(Collected data entries)
::::::::

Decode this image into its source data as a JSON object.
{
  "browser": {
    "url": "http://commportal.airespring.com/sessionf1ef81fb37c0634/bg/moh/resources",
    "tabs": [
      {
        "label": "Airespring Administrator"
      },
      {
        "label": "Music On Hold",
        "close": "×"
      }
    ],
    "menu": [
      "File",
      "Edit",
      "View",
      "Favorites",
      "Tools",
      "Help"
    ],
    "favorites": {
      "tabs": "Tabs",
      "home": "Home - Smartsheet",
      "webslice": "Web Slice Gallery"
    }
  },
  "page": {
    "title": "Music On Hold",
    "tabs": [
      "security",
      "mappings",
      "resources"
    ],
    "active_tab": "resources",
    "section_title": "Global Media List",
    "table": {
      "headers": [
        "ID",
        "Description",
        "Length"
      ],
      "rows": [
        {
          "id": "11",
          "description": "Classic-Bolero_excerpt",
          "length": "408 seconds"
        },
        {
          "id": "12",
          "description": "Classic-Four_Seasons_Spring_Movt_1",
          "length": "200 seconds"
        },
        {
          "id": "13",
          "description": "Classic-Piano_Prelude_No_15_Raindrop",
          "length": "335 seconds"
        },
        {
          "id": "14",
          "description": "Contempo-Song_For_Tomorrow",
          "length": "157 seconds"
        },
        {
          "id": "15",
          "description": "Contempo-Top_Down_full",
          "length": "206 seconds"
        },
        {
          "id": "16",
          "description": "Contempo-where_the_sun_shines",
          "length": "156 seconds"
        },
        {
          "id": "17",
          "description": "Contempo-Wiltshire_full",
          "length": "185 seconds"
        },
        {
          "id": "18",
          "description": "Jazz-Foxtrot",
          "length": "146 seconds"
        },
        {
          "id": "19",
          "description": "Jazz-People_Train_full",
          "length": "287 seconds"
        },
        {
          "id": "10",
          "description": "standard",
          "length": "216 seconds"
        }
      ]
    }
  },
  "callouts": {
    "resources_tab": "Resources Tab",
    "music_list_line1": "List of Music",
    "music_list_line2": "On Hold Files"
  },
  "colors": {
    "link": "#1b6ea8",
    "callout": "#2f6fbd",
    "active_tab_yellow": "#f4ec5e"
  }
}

::::::::

Check the data for the word "Hold" and pull out the lines that have it.

        "label": "Music On Hold",
    "title": "Music On Hold",
    "music_list_line2": "On Hold Files"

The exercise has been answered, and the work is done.